• **EXERCISE AIM**
Repeat all the material exactly; pictures stay out of your copy.

• **Extracts from a graphics dataset**
+++

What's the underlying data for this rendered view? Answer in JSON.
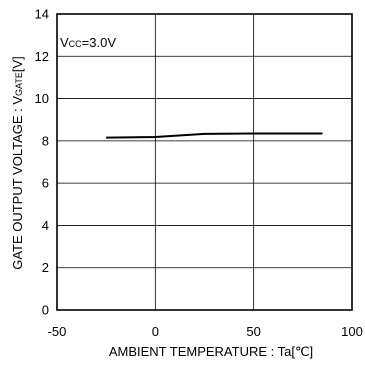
{
  "chart_data": {
    "type": "line",
    "title": "",
    "xlabel": "AMBIENT TEMPERATURE : Ta[℃]",
    "ylabel_parts": {
      "main": "GATE OUTPUT VOLTAGE : V",
      "sub": "GATE",
      "unit": "[V]"
    },
    "annotation": {
      "main": "V",
      "sub": "CC",
      "value": "=3.0V"
    },
    "xlim": [
      -50,
      100
    ],
    "ylim": [
      0,
      14
    ],
    "xticks": [
      -50,
      0,
      50,
      100
    ],
    "yticks": [
      0,
      2,
      4,
      6,
      8,
      10,
      12,
      14
    ],
    "xtick_labels": [
      "-50",
      "0",
      "50",
      "100"
    ],
    "ytick_labels": [
      "0",
      "2",
      "4",
      "6",
      "8",
      "10",
      "12",
      "14"
    ],
    "grid": true,
    "series": [
      {
        "color": "#000000",
        "x": [
          -25,
          0,
          25,
          50,
          85
        ],
        "y": [
          8.15,
          8.18,
          8.33,
          8.35,
          8.35
        ]
      }
    ]
  }
}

+++

• **FINISHED TASK**
What's the underlying data for this rendered view? Answer in JSON.
{
  "chart_data": {
    "type": "line",
    "title": "",
    "xlabel": "AMBIENT TEMPERATURE : Ta[℃]",
    "ylabel_parts": {
      "main": "GATE OUTPUT VOLTAGE : V",
      "sub": "GATE",
      "unit": "[V]"
    },
    "annotation": {
      "main": "V",
      "sub": "CC",
      "value": "=3.0V"
    },
    "xlim": [
      -50,
      100
    ],
    "ylim": [
      0,
      14
    ],
    "xticks": [
      -50,
      0,
      50,
      100
    ],
    "yticks": [
      0,
      2,
      4,
      6,
      8,
      10,
      12,
      14
    ],
    "xtick_labels": [
      "-50",
      "0",
      "50",
      "100"
    ],
    "ytick_labels": [
      "0",
      "2",
      "4",
      "6",
      "8",
      "10",
      "12",
      "14"
    ],
    "grid": true,
    "series": [
      {
        "color": "#000000",
        "x": [
          -25,
          0,
          25,
          50,
          85
        ],
        "y": [
          8.15,
          8.18,
          8.33,
          8.35,
          8.35
        ]
      }
    ]
  }
}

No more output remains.